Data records
>> Begin

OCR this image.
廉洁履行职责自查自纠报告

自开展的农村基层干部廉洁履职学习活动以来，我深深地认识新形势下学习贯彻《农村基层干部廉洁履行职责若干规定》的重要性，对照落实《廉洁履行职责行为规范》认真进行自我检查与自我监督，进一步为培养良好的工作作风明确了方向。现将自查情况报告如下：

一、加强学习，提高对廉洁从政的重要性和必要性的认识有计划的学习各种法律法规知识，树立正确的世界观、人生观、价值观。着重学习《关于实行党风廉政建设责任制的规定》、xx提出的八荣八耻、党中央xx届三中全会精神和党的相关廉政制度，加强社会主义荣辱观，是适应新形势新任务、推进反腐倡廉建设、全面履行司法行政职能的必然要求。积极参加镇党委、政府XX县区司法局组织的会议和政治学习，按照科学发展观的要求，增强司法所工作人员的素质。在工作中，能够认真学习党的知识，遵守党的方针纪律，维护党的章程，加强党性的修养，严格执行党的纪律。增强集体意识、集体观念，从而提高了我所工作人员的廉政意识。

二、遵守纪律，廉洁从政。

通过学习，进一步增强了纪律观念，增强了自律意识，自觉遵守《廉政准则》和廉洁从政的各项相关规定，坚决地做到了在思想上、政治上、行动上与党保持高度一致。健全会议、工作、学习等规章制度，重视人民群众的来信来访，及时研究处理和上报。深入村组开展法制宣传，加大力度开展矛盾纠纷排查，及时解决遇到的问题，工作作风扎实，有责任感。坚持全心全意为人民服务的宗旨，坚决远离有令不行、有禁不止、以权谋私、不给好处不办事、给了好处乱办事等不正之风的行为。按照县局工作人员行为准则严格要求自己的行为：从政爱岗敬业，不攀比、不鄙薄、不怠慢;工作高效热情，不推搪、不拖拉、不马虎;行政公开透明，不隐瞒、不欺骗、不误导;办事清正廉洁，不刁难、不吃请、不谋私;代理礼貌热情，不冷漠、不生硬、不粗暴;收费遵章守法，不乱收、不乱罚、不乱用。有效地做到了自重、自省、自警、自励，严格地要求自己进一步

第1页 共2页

>> End

INSTRUCTION
Write out all of the records above exactly as they appear.

REPLY TO THE EXERCISE
OCR this image.
廉洁履行职责自查自纠报告

自开展的农村基层干部廉洁履职学习活动以来，我深深地认识新形势下学习贯彻《农村基层干部廉洁履行职责若干规定》的重要性，对照落实《廉洁履行职责行为规范》认真进行自我检查与自我监督，进一步为培养良好的工作作风明确了方向。现将自查情况报告如下：

一、加强学习，提高对廉洁从政的重要性和必要性的认识有计划的学习各种法律法规知识，树立正确的世界观、人生观、价值观。着重学习《关于实行党风廉政建设责任制的规定》、xx提出的八荣八耻、党中央xx届三中全会精神和党的相关廉政制度，加强社会主义荣辱观，是适应新形势新任务、推进反腐倡廉建设、全面履行司法行政职能的必然要求。积极参加镇党委、政府XX县区司法局组织的会议和政治学习，按照科学发展观的要求，增强司法所工作人员的素质。在工作中，能够认真学习党的知识，遵守党的方针纪律，维护党的章程，加强党性的修养，严格执行党的纪律。增强集体意识、集体观念，从而提高了我所工作人员的廉政意识。

二、遵守纪律，廉洁从政。

通过学习，进一步增强了纪律观念，增强了自律意识，自觉遵守《廉政准则》和廉洁从政的各项相关规定，坚决地做到了在思想上、政治上、行动上与党保持高度一致。健全会议、工作、学习等规章制度，重视人民群众的来信来访，及时研究处理和上报。深入村组开展法制宣传，加大力度开展矛盾纠纷排查，及时解决遇到的问题，工作作风扎实，有责任感。坚持全心全意为人民服务的宗旨，坚决远离有令不行、有禁不止、以权谋私、不给好处不办事、给了好处乱办事等不正之风的行为。按照县局工作人员行为准则严格要求自己的行为：从政爱岗敬业，不攀比、不鄙薄、不怠慢;工作高效热情，不推搪、不拖拉、不马虎;行政公开透明，不隐瞒、不欺骗、不误导;办事清正廉洁，不刁难、不吃请、不谋私;代理礼貌热情，不冷漠、不生硬、不粗暴;收费遵章守法，不乱收、不乱罚、不乱用。有效地做到了自重、自省、自警、自励，严格地要求自己进一步

第1页 共2页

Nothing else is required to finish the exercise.